* **Records for processing**
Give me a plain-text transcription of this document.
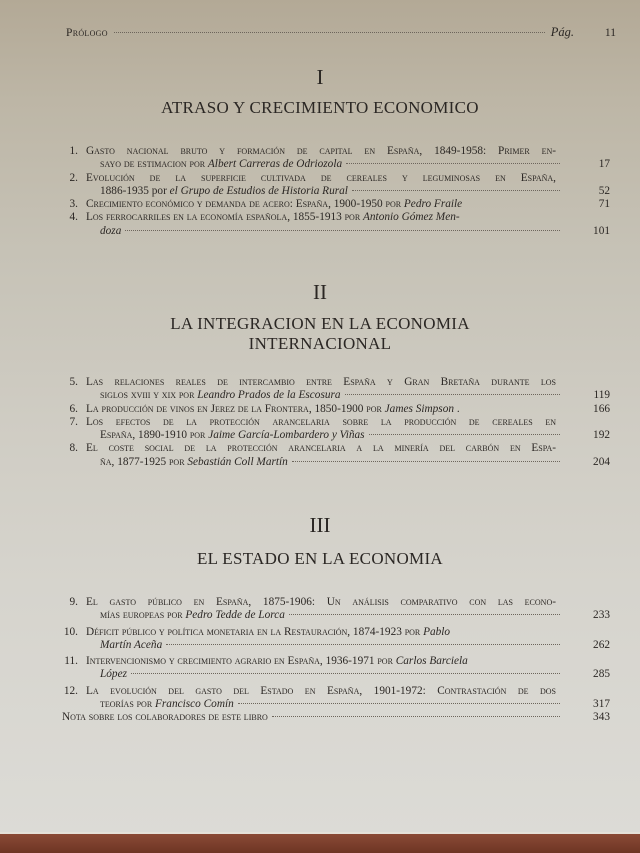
Prólogo	Pág.	11
I
ATRASO Y CRECIMIENTO ECONOMICO
1. Gasto nacional bruto y formación de capital en España, 1849-1958: Primer en-
sayo de estimacion por Albert Carreras de Odriozola	17
2. Evolución de la superficie cultivada de cereales y leguminosas en España,
1886-1935 por el Grupo de Estudios de Historia Rural	52
3. Crecimiento económico y demanda de acero: España, 1900-1950 por Pedro Fraile	71
4. Los ferrocarriles en la economía española, 1855-1913 por Antonio Gómez Men-
doza	101
II
LA INTEGRACION EN LA ECONOMIA
INTERNACIONAL
5. Las relaciones reales de intercambio entre España y Gran Bretaña durante los
siglos xviii y xix por Leandro Prados de la Escosura	119
6. La producción de vinos en Jerez de la Frontera, 1850-1900 por James Simpson .	166
7. Los efectos de la protección arancelaria sobre la producción de cereales en
España, 1890-1910 por Jaime García-Lombardero y Viñas	192
8. El coste social de la protección arancelaria a la minería del carbón en Espa-
ña, 1877-1925 por Sebastián Coll Martín	204
III
EL ESTADO EN LA ECONOMIA
9. El gasto público en España, 1875-1906: Un análisis comparativo con las econo-
mías europeas por Pedro Tedde de Lorca	233
10. Déficit público y política monetaria en la Restauración, 1874-1923 por Pablo
Martín Aceña	262
11. Intervencionismo y crecimiento agrario en España, 1936-1971 por Carlos Barciela
López	285
12. La evolución del gasto del Estado en España, 1901-1972: Contrastación de dos
teorías por Francisco Comín	317
Nota sobre los colaboradores de este libro	343
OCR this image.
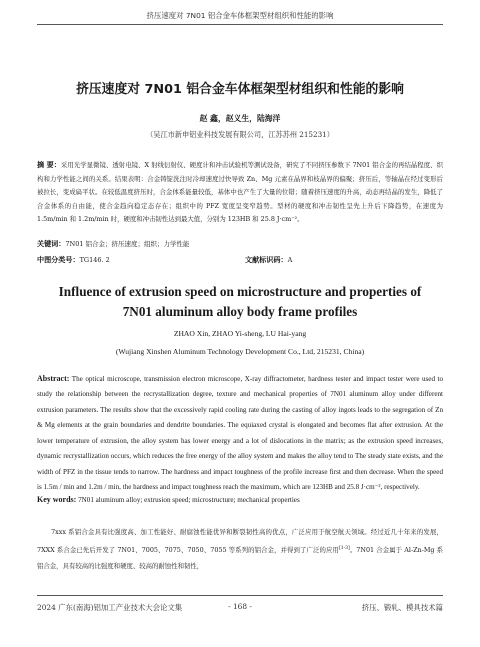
挤压速度对 7N01 铝合金车体框架型材组织和性能的影响
挤压速度对 7N01 铝合金车体框架型材组织和性能的影响
赵 鑫，赵义生，陆海洋
（吴江市新申铝业科技发展有限公司，江苏苏州 215231）
摘 要：采用光学显微镜、透射电镜、X 射线衍射仪、硬度计和冲击试验机等测试设备，研究了不同挤压参数下 7N01 铝合金的再结晶程度、织构和力学性能之间的关系。结果表明：合金铸锭洗注时冷却速度过快导致 Zn、Mg 元素在晶界和枝晶界的偏聚；挤压后，等轴晶在经过变形后被拉长，变成扁平状。在较低温度挤压时，合金体系能量较低，基体中也产生了大量的位错；随着挤压速度的升高，动态再结晶的发生，降低了合金体系的自由能，使合金趋向稳定态存在；组织中的 PFZ 宽度呈变窄趋势。型材的硬度和冲击韧性呈先上升后下降趋势，在速度为 1.5m/min 和 1.2m/min 时，硬度和冲击韧性达到最大值，分别为 123HB 和 25.8 J·cm⁻²。
关键词：7N01 铝合金；挤压速度；组织；力学性能
中图分类号：TG146. 2	文献标识码：A
Influence of extrusion speed on microstructure and properties of 7N01 aluminum alloy body frame profiles
ZHAO Xin, ZHAO Yi-sheng, LU Hai-yang
(Wujiang Xinshen Aluminum Technology Development Co., Ltd, 215231, China)
Abstract: The optical microscope, transmission electron microscope, X-ray diffractometer, hardness tester and impact tester were used to study the relationship between the recrystallization degree, texture and mechanical properties of 7N01 aluminum alloy under different extrusion parameters. The results show that the excessively rapid cooling rate during the casting of alloy ingots leads to the segregation of Zn & Mg elements at the grain boundaries and dendrite boundaries. The equiaxed crystal is elongated and becomes flat after extrusion. At the lower temperature of extrusion, the alloy system has lower energy and a lot of dislocations in the matrix; as the extrusion speed increases, dynamic recrystallization occurs, which reduces the free energy of the alloy system and makes the alloy tend to The steady state exists, and the width of PFZ in the tissue tends to narrow. The hardness and impact toughness of the profile increase first and then decrease. When the speed is 1.5m / min and 1.2m / min, the hardness and impact toughness reach the maximum, which are 123HB and 25.8 J·cm⁻², respectively.
Key words: 7N01 aluminum alloy; extrusion speed; microstructure; mechanical properties
7xxx 系铝合金具有比强度高、加工性能好、耐腐蚀性能优异和断裂韧性高的优点，广泛应用于航空航天领域。经过近几十年来的发展，7XXX 系合金已先后开发了 7N01、7005、7075、7050、7055 等系列的铝合金，并得到了广泛的应用[1-3]。7N01 合金属于 Al-Zn-Mg 系铝合金，具有较高的比强度和硬度、较高的耐蚀性和韧性，
2024 广东(南海)铝加工产业技术大会论文集	- 168 -	挤压、锻轧、模具技术篇
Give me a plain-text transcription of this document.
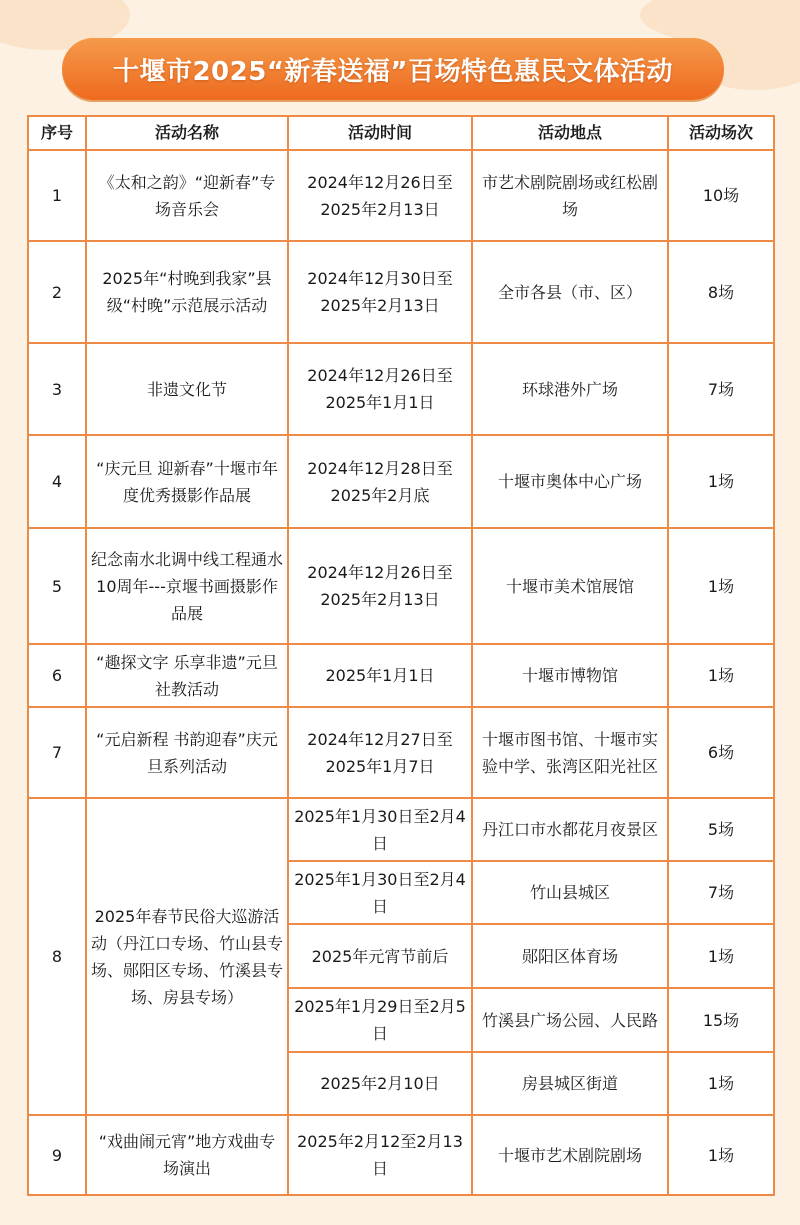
十堰市2025“新春送福”百场特色惠民文体活动
序号	活动名称	活动时间	活动地点	活动场次
1	《太和之韵》“迎新春”专场音乐会	2024年12月26日至2025年2月13日	市艺术剧院剧场或红松剧场	10场
2	2025年“村晚到我家”县级“村晚”示范展示活动	2024年12月30日至2025年2月13日	全市各县（市、区）	8场
3	非遗文化节	2024年12月26日至2025年1月1日	环球港外广场	7场
4	“庆元旦 迎新春”十堰市年度优秀摄影作品展	2024年12月28日至2025年2月底	十堰市奥体中心广场	1场
5	纪念南水北调中线工程通水10周年---京堰书画摄影作品展	2024年12月26日至2025年2月13日	十堰市美术馆展馆	1场
6	“趣探文字 乐享非遗”元旦社教活动	2025年1月1日	十堰市博物馆	1场
7	“元启新程 书韵迎春”庆元旦系列活动	2024年12月27日至2025年1月7日	十堰市图书馆、十堰市实验中学、张湾区阳光社区	6场
8	2025年春节民俗大巡游活动（丹江口专场、竹山县专场、郧阳区专场、竹溪县专场、房县专场）	2025年1月30日至2月4日	丹江口市水都花月夜景区	5场
		2025年1月30日至2月4日	竹山县城区	7场
		2025年元宵节前后	郧阳区体育场	1场
		2025年1月29日至2月5日	竹溪县广场公园、人民路	15场
		2025年2月10日	房县城区街道	1场
9	“戏曲闹元宵”地方戏曲专场演出	2025年2月12至2月13日	十堰市艺术剧院剧场	1场
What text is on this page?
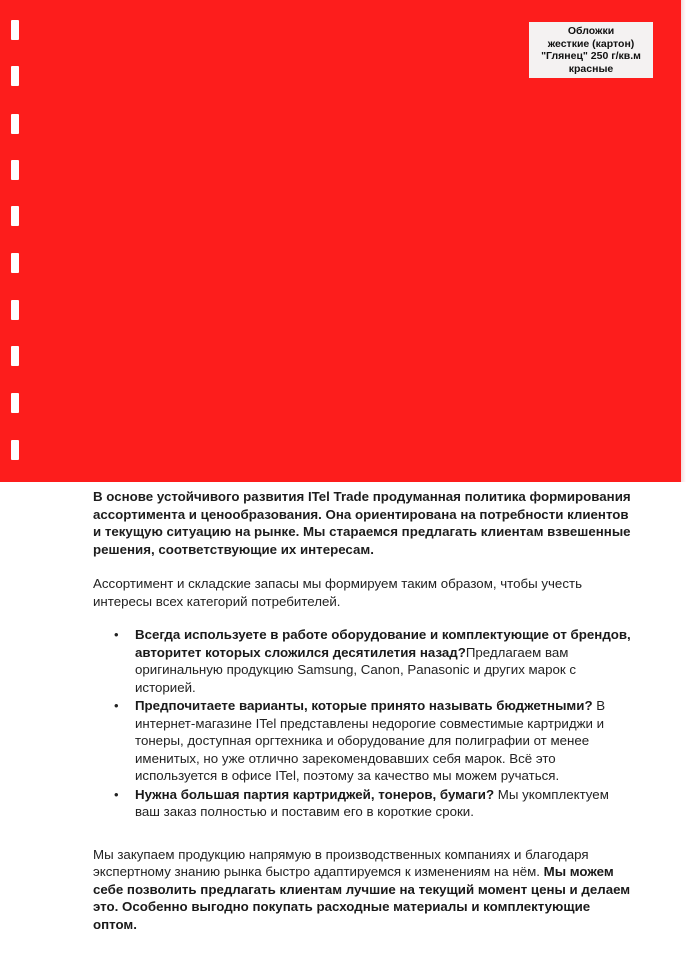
Обложки
жесткие (картон)
"Глянец" 250 г/кв.м
красные

В основе устойчивого развития ITel Trade продуманная политика формирования ассортимента и ценообразования. Она ориентирована на потребности клиентов и текущую ситуацию на рынке. Мы стараемся предлагать клиентам взвешенные решения, соответствующие их интересам.

Ассортимент и складские запасы мы формируем таким образом, чтобы учесть интересы всех категорий потребителей.

• Всегда используете в работе оборудование и комплектующие от брендов, авторитет которых сложился десятилетия назад?Предлагаем вам оригинальную продукцию Samsung, Canon, Panasonic и других марок с историей.
• Предпочитаете варианты, которые принято называть бюджетными? В интернет-магазине ITel представлены недорогие совместимые картриджи и тонеры, доступная оргтехника и оборудование для полиграфии от менее именитых, но уже отлично зарекомендовавших себя марок. Всё это используется в офисе ITel, поэтому за качество мы можем ручаться.
• Нужна большая партия картриджей, тонеров, бумаги? Мы укомплектуем ваш заказ полностью и поставим его в короткие сроки.

Мы закупаем продукцию напрямую в производственных компаниях и благодаря экспертному знанию рынка быстро адаптируемся к изменениям на нём. Мы можем себе позволить предлагать клиентам лучшие на текущий момент цены и делаем это. Особенно выгодно покупать расходные материалы и комплектующие оптом.
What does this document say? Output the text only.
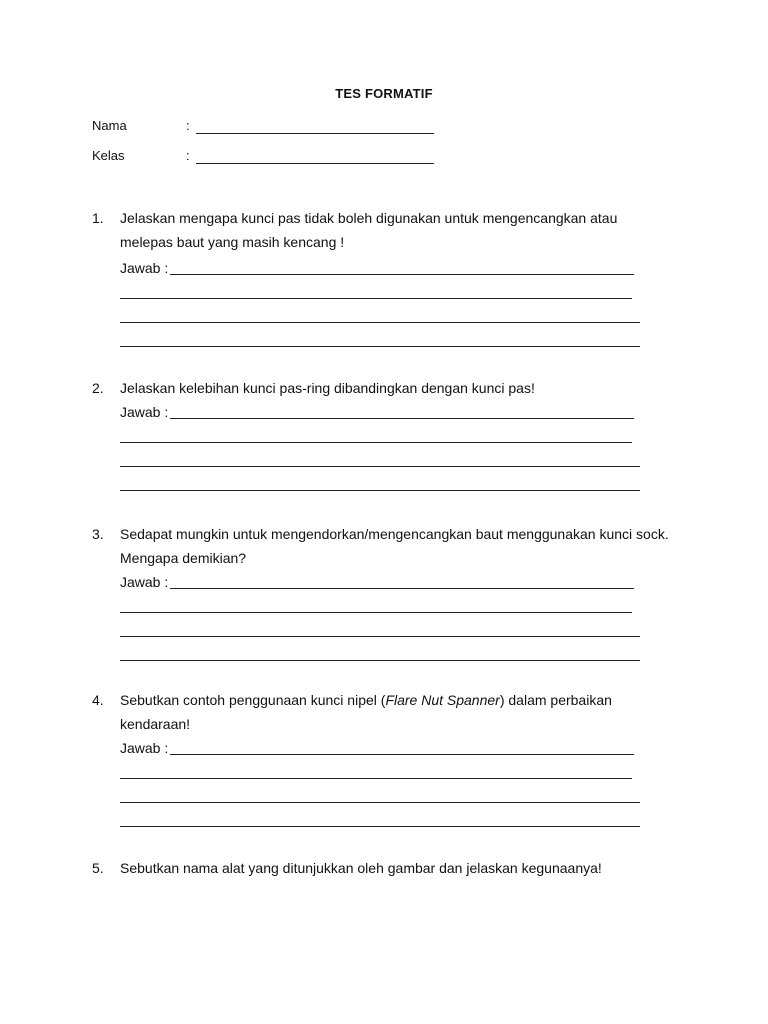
TES FORMATIF
Nama	:
Kelas	:
1. Jelaskan mengapa kunci pas tidak boleh digunakan untuk mengencangkan atau
melepas baut yang masih kencang !
Jawab :
2. Jelaskan kelebihan kunci pas-ring dibandingkan dengan kunci pas!
Jawab :
3. Sedapat mungkin untuk mengendorkan/mengencangkan baut menggunakan kunci sock.
Mengapa demikian?
Jawab :
4. Sebutkan contoh penggunaan kunci nipel (Flare Nut Spanner) dalam perbaikan
kendaraan!
Jawab :
5. Sebutkan nama alat yang ditunjukkan oleh gambar dan jelaskan kegunaanya!
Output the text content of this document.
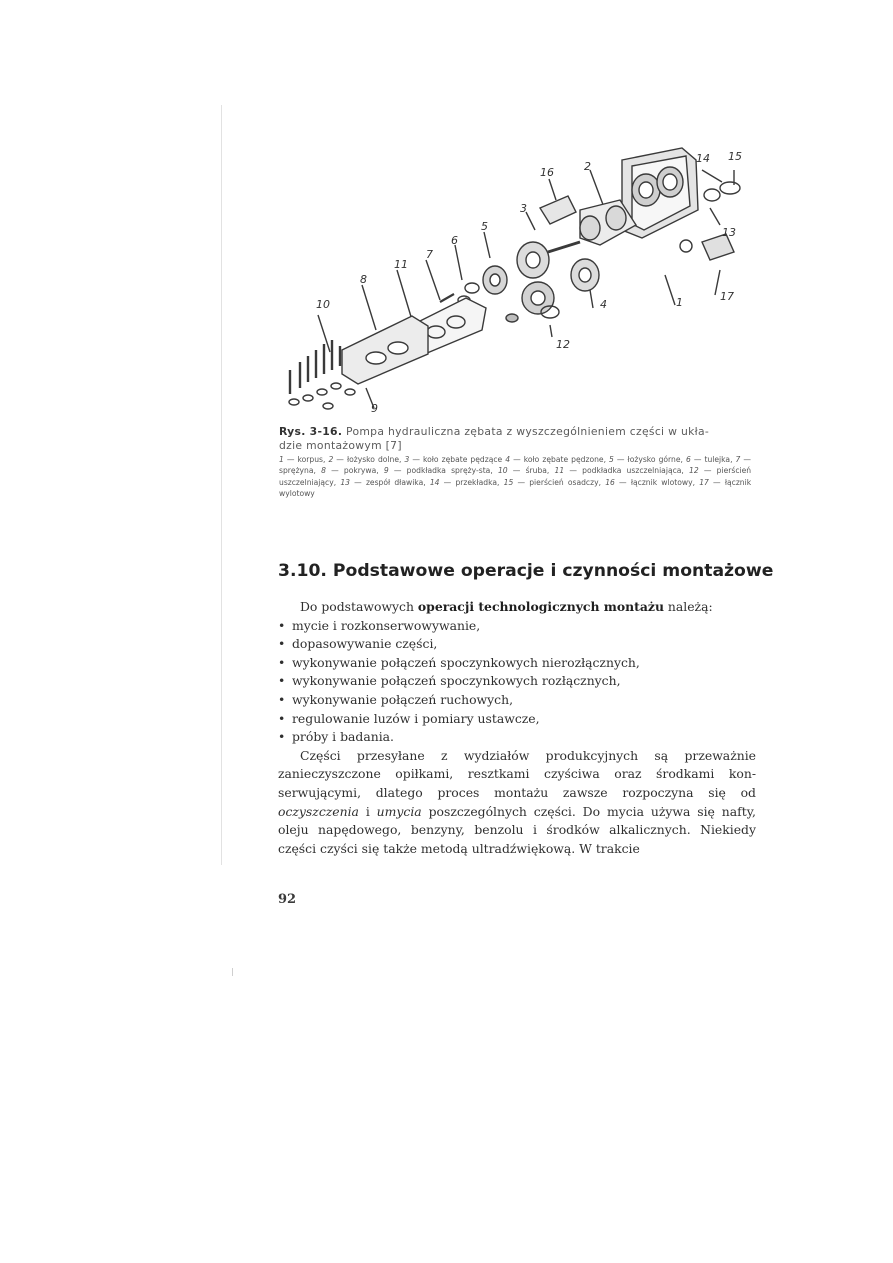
16	2
14 15
3
13
6
5
7
11
8
10	4	1	17
12
9
Rys. 3-16. Pompa hydrauliczna zębata z wyszczególnieniem części w ukła-
dzie montażowym [7]
1 — korpus, 2 — łożysko dolne, 3 — koło zębate pędzące 4 — koło zębate pędzone, 5 — łożysko górne, 6 — tulejka, 7 — sprężyna, 8 — pokrywa, 9 — podkładka spręży-sta, 10 — śruba, 11 — podkładka uszczelniająca, 12 — pierścień uszczelniający, 13 — zespół dławika, 14 — przekładka, 15 — pierścień osadczy, 16 — łącznik wlotowy, 17 — łącznik wylotowy
3.10. Podstawowe operacje i czynności montażowe
Do podstawowych operacji technologicznych montażu należą:
• mycie i rozkonserwowywanie,
• dopasowywanie części,
• wykonywanie połączeń spoczynkowych nierozłącznych,
• wykonywanie połączeń spoczynkowych rozłącznych,
• wykonywanie połączeń ruchowych,
• regulowanie luzów i pomiary ustawcze,
• próby i badania.

Części przesyłane z wydziałów produkcyjnych są przeważnie zanieczyszczone opiłkami, resztkami czyściwa oraz środkami kon-serwującymi, dlatego proces montażu zawsze rozpoczyna się od oczyszczenia i umycia poszczególnych części. Do mycia używa się nafty, oleju napędowego, benzyny, benzolu i środków alkalicznych. Niekiedy części czyści się także metodą ultradźwiękową. W trakcie

92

* **Set problem**
Tally the lines in the listing that hold "ECONOMIA" and report the number alone.

* **Solution to this problem**
2